#### Set problem:
Write out the entire listing below exactly, with the pictures left out.

#### Given records:
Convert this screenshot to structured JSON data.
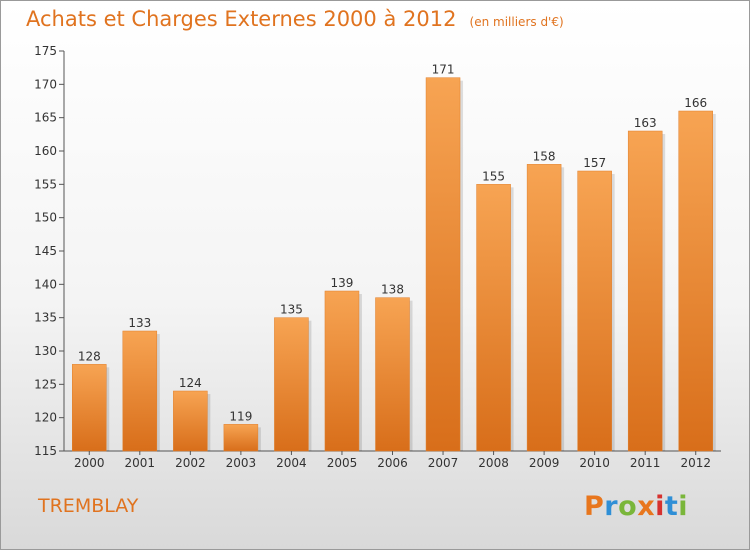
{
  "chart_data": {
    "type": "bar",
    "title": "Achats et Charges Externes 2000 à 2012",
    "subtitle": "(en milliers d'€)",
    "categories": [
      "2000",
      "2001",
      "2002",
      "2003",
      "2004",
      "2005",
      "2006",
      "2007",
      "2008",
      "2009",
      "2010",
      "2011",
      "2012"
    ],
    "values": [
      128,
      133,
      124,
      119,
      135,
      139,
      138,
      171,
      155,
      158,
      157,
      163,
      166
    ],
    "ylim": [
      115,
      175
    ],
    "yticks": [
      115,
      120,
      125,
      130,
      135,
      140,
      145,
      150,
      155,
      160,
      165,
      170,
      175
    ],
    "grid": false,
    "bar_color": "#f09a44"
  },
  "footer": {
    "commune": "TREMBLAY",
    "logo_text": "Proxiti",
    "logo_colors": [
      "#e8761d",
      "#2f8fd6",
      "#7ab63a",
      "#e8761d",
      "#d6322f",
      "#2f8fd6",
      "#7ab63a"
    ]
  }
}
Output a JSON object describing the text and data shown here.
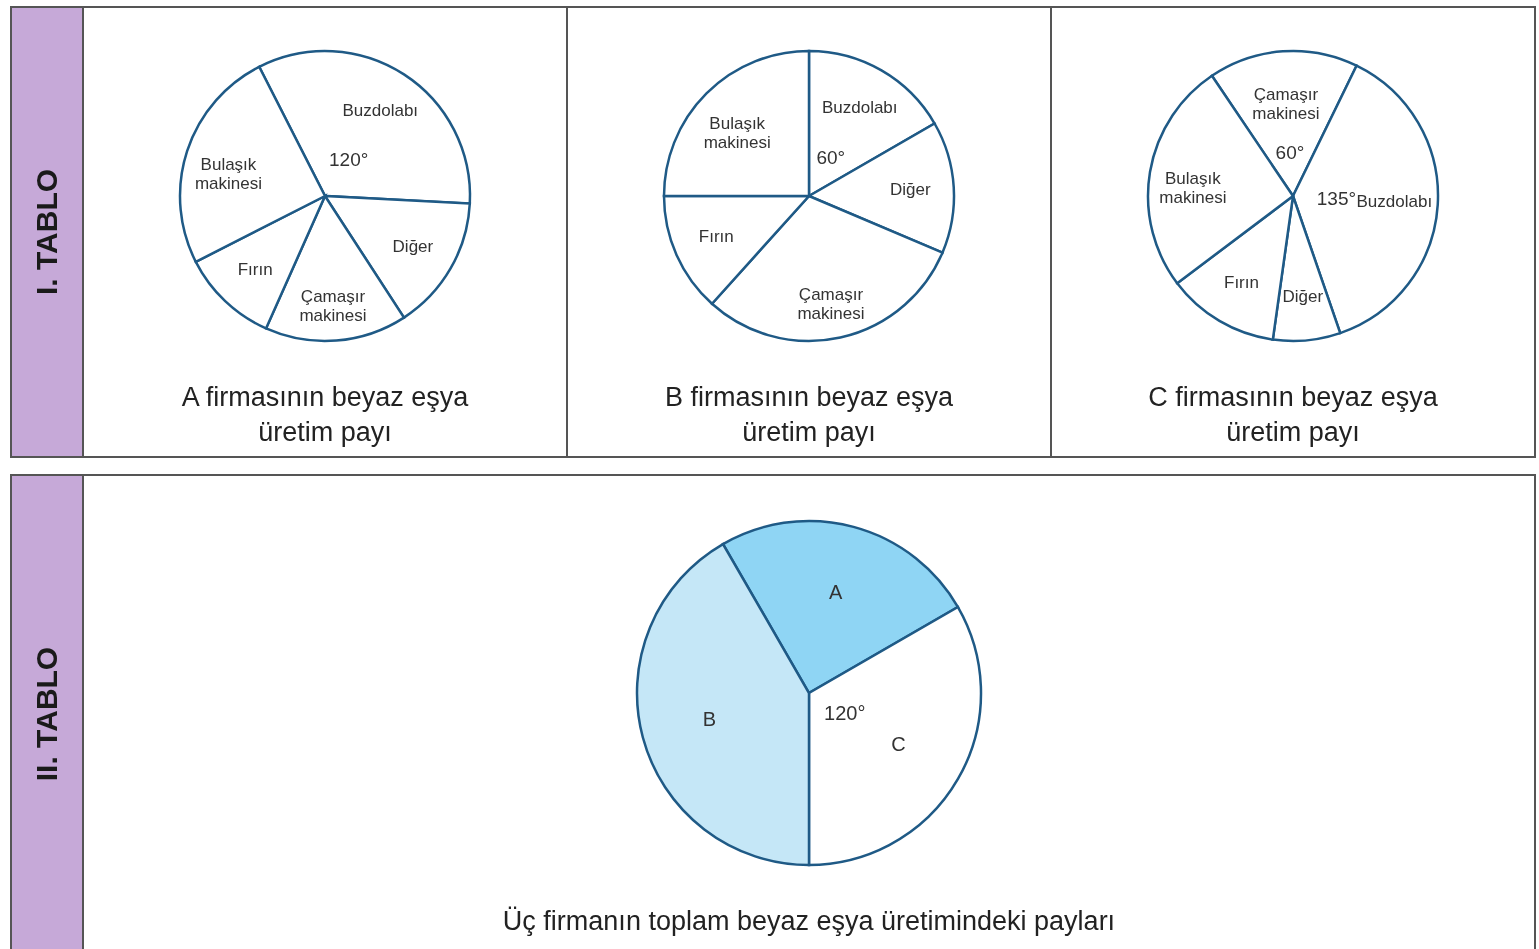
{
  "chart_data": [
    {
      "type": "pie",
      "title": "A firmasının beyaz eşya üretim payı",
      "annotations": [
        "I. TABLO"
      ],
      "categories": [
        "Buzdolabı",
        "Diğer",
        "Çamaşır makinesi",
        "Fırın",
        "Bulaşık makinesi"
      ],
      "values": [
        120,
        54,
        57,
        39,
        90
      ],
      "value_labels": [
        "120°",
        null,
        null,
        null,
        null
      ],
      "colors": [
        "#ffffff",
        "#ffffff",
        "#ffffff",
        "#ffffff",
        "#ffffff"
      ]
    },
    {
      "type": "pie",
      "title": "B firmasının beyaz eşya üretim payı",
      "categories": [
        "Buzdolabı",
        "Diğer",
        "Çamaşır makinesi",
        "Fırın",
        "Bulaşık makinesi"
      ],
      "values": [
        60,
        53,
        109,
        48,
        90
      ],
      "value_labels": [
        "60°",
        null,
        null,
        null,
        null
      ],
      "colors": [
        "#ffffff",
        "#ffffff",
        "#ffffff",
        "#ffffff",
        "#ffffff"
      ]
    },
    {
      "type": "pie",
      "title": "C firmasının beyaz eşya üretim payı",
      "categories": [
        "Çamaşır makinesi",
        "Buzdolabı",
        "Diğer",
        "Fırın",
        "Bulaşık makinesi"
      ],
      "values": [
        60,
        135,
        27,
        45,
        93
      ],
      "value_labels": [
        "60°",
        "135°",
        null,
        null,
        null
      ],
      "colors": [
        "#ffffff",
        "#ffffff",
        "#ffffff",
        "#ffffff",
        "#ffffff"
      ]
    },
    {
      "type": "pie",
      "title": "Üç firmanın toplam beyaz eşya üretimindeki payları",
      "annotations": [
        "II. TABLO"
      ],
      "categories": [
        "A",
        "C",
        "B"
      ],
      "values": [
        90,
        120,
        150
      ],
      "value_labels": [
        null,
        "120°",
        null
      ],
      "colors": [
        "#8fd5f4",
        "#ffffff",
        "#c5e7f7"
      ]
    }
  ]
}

#### Result:
Convert this screenshot to structured JSON data.
{
  "chart_data": {
    "type": "bar",
    "title": "Achats et Charges Externes 2000 à 2012",
    "subtitle": "(en milliers d'€)",
    "categories": [
      "2000",
      "2001",
      "2002",
      "2003",
      "2004",
      "2005",
      "2006",
      "2007",
      "2008",
      "2009",
      "2010",
      "2011",
      "2012"
    ],
    "values": [
      128,
      133,
      124,
      119,
      135,
      139,
      138,
      171,
      155,
      158,
      157,
      163,
      166
    ],
    "ylim": [
      115,
      175
    ],
    "yticks": [
      115,
      120,
      125,
      130,
      135,
      140,
      145,
      150,
      155,
      160,
      165,
      170,
      175
    ],
    "grid": false,
    "bar_color": "#f09a44"
  },
  "footer": {
    "commune": "TREMBLAY",
    "logo_text": "Proxiti",
    "logo_colors": [
      "#e8761d",
      "#2f8fd6",
      "#7ab63a",
      "#e8761d",
      "#d6322f",
      "#2f8fd6",
      "#7ab63a"
    ]
  }
}
Output a JSON object describing the text and data shown here.
{
  "chart_data": [
    {
      "type": "pie",
      "title": "A firmasının beyaz eşya üretim payı",
      "annotations": [
        "I. TABLO"
      ],
      "categories": [
        "Buzdolabı",
        "Diğer",
        "Çamaşır makinesi",
        "Fırın",
        "Bulaşık makinesi"
      ],
      "values": [
        120,
        54,
        57,
        39,
        90
      ],
      "value_labels": [
        "120°",
        null,
        null,
        null,
        null
      ],
      "colors": [
        "#ffffff",
        "#ffffff",
        "#ffffff",
        "#ffffff",
        "#ffffff"
      ]
    },
    {
      "type": "pie",
      "title": "B firmasının beyaz eşya üretim payı",
      "categories": [
        "Buzdolabı",
        "Diğer",
        "Çamaşır makinesi",
        "Fırın",
        "Bulaşık makinesi"
      ],
      "values": [
        60,
        53,
        109,
        48,
        90
      ],
      "value_labels": [
        "60°",
        null,
        null,
        null,
        null
      ],
      "colors": [
        "#ffffff",
        "#ffffff",
        "#ffffff",
        "#ffffff",
        "#ffffff"
      ]
    },
    {
      "type": "pie",
      "title": "C firmasının beyaz eşya üretim payı",
      "categories": [
        "Çamaşır makinesi",
        "Buzdolabı",
        "Diğer",
        "Fırın",
        "Bulaşık makinesi"
      ],
      "values": [
        60,
        135,
        27,
        45,
        93
      ],
      "value_labels": [
        "60°",
        "135°",
        null,
        null,
        null
      ],
      "colors": [
        "#ffffff",
        "#ffffff",
        "#ffffff",
        "#ffffff",
        "#ffffff"
      ]
    },
    {
      "type": "pie",
      "title": "Üç firmanın toplam beyaz eşya üretimindeki payları",
      "annotations": [
        "II. TABLO"
      ],
      "categories": [
        "A",
        "C",
        "B"
      ],
      "values": [
        90,
        120,
        150
      ],
      "value_labels": [
        null,
        "120°",
        null
      ],
      "colors": [
        "#8fd5f4",
        "#ffffff",
        "#c5e7f7"
      ]
    }
  ]
}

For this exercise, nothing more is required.